#### Given entries:

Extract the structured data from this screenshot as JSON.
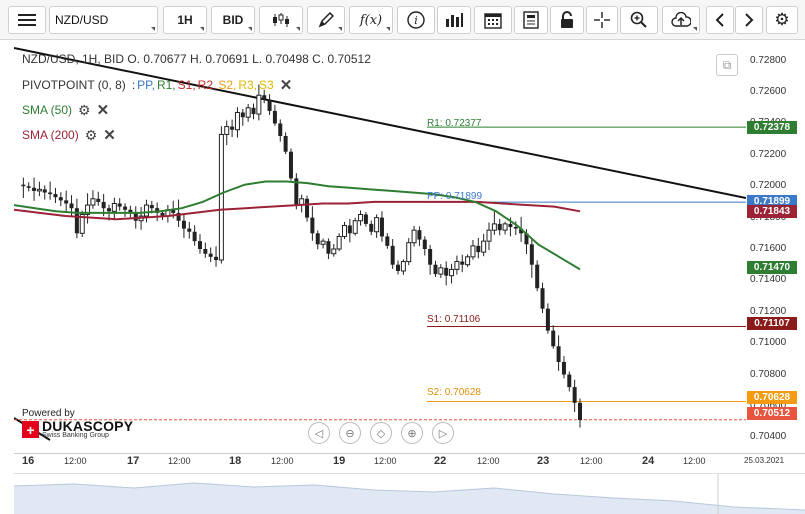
{
  "toolbar": {
    "symbol": "NZD/USD",
    "period": "1H",
    "side": "BID",
    "fx_label": "f(x)",
    "icons": [
      "menu-icon",
      "candlestick-icon",
      "pencil-icon",
      "function-icon",
      "info-icon",
      "bar-chart-icon",
      "calendar-icon",
      "document-icon",
      "lock-icon",
      "crosshair-icon",
      "zoom-icon",
      "upload-icon",
      "chevron-left-icon",
      "chevron-right-icon",
      "gear-icon"
    ]
  },
  "legend": {
    "ohlc": "NZD/USD, 1H, BID   O. 0.70677 H. 0.70691 L. 0.70498 C. 0.70512",
    "pivot_name": "PIVOTPOINT (0, 8)",
    "pivot_sep": ":",
    "pivot_items": [
      {
        "label": "PP,",
        "color": "#3a78c8"
      },
      {
        "label": "R1,",
        "color": "#2e7d32"
      },
      {
        "label": "S1,",
        "color": "#c62828"
      },
      {
        "label": "R2,",
        "color": "#c62828"
      },
      {
        "label": "S2,",
        "color": "#f39c12"
      },
      {
        "label": "R3,",
        "color": "#f1c40f"
      },
      {
        "label": "S3",
        "color": "#f1c40f"
      }
    ],
    "sma50": "SMA (50)",
    "sma200": "SMA (200)",
    "sma50_color": "#2e7d32",
    "sma200_color": "#9b2335"
  },
  "lines": {
    "r1": "R1: 0.72377",
    "pp": "PP: 0.71899",
    "s1": "S1: 0.71106",
    "s2": "S2: 0.70628"
  },
  "price_tags": {
    "r1": "0.72378",
    "pp": "0.71899",
    "sma200": "0.71843",
    "sma50": "0.71470",
    "s1": "0.71107",
    "s2": "0.70628",
    "last": "0.70512"
  },
  "price_ticks": [
    "0.72800",
    "0.72600",
    "0.72400",
    "0.72200",
    "0.72000",
    "0.71800",
    "0.71600",
    "0.71400",
    "0.71200",
    "0.71000",
    "0.70800",
    "0.70600",
    "0.70400"
  ],
  "time_ticks": [
    "16",
    "12:00",
    "17",
    "12:00",
    "18",
    "12:00",
    "19",
    "12:00",
    "22",
    "12:00",
    "23",
    "12:00",
    "24",
    "12:00",
    "25.03.2021"
  ],
  "branding": {
    "powered": "Powered by",
    "name": "DUKASCOPY",
    "sub": "Swiss Banking Group"
  },
  "colors": {
    "r1": "#2e7d32",
    "pp": "#3a78c8",
    "s1": "#8b1a1a",
    "s2": "#f39c12",
    "last": "#e8553f",
    "sma50": "#2e7d32",
    "sma200": "#9b2335",
    "candle": "#222222"
  },
  "chart_data": {
    "type": "candlestick",
    "symbol": "NZD/USD",
    "interval": "1H",
    "ohlc_last": {
      "open": 0.70677,
      "high": 0.70691,
      "low": 0.70498,
      "close": 0.70512
    },
    "ylim": [
      0.703,
      0.729
    ],
    "pivots": {
      "R1": 0.72377,
      "PP": 0.71899,
      "S1": 0.71106,
      "S2": 0.70628
    },
    "close_path": [
      0.7201,
      0.72,
      0.7199,
      0.7197,
      0.7198,
      0.7196,
      0.7195,
      0.7193,
      0.7191,
      0.7189,
      0.7186,
      0.717,
      0.7182,
      0.7188,
      0.7192,
      0.719,
      0.7186,
      0.7184,
      0.7189,
      0.7187,
      0.7185,
      0.7183,
      0.7178,
      0.7181,
      0.7188,
      0.7186,
      0.7183,
      0.7181,
      0.7185,
      0.7183,
      0.7178,
      0.7173,
      0.7171,
      0.7165,
      0.716,
      0.7157,
      0.7155,
      0.7153,
      0.7233,
      0.7238,
      0.7236,
      0.7247,
      0.7244,
      0.725,
      0.7246,
      0.7258,
      0.7255,
      0.7248,
      0.724,
      0.7232,
      0.7222,
      0.7205,
      0.7188,
      0.7192,
      0.718,
      0.717,
      0.7163,
      0.7165,
      0.7157,
      0.716,
      0.7168,
      0.7175,
      0.717,
      0.7178,
      0.7182,
      0.7176,
      0.7171,
      0.718,
      0.7168,
      0.7162,
      0.715,
      0.7146,
      0.7152,
      0.7164,
      0.7172,
      0.7166,
      0.716,
      0.715,
      0.7144,
      0.7148,
      0.7143,
      0.7147,
      0.7152,
      0.715,
      0.7155,
      0.7162,
      0.7158,
      0.7165,
      0.7172,
      0.7176,
      0.7172,
      0.7176,
      0.7174,
      0.7173,
      0.717,
      0.7163,
      0.715,
      0.7135,
      0.7122,
      0.7108,
      0.7098,
      0.7088,
      0.708,
      0.7072,
      0.7062,
      0.7051
    ],
    "sma50_path": [
      0.7188,
      0.7186,
      0.7184,
      0.7183,
      0.7183,
      0.7183,
      0.7183,
      0.7184,
      0.7186,
      0.719,
      0.7196,
      0.7201,
      0.7203,
      0.7203,
      0.7202,
      0.72,
      0.7199,
      0.7198,
      0.7197,
      0.7196,
      0.7195,
      0.7193,
      0.719,
      0.7184,
      0.7175,
      0.7163,
      0.7155,
      0.7147
    ],
    "sma200_path": [
      0.7185,
      0.7183,
      0.7181,
      0.718,
      0.7179,
      0.718,
      0.7181,
      0.7183,
      0.7185,
      0.7186,
      0.7187,
      0.7188,
      0.7189,
      0.7189,
      0.719,
      0.719,
      0.719,
      0.719,
      0.719,
      0.7189,
      0.7188,
      0.7187,
      0.7184
    ]
  }
}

#### Goal:
Each line of the material above either contains the word "chevron" or does not; state how many do, and nothing else.

#### Exercise solution:
2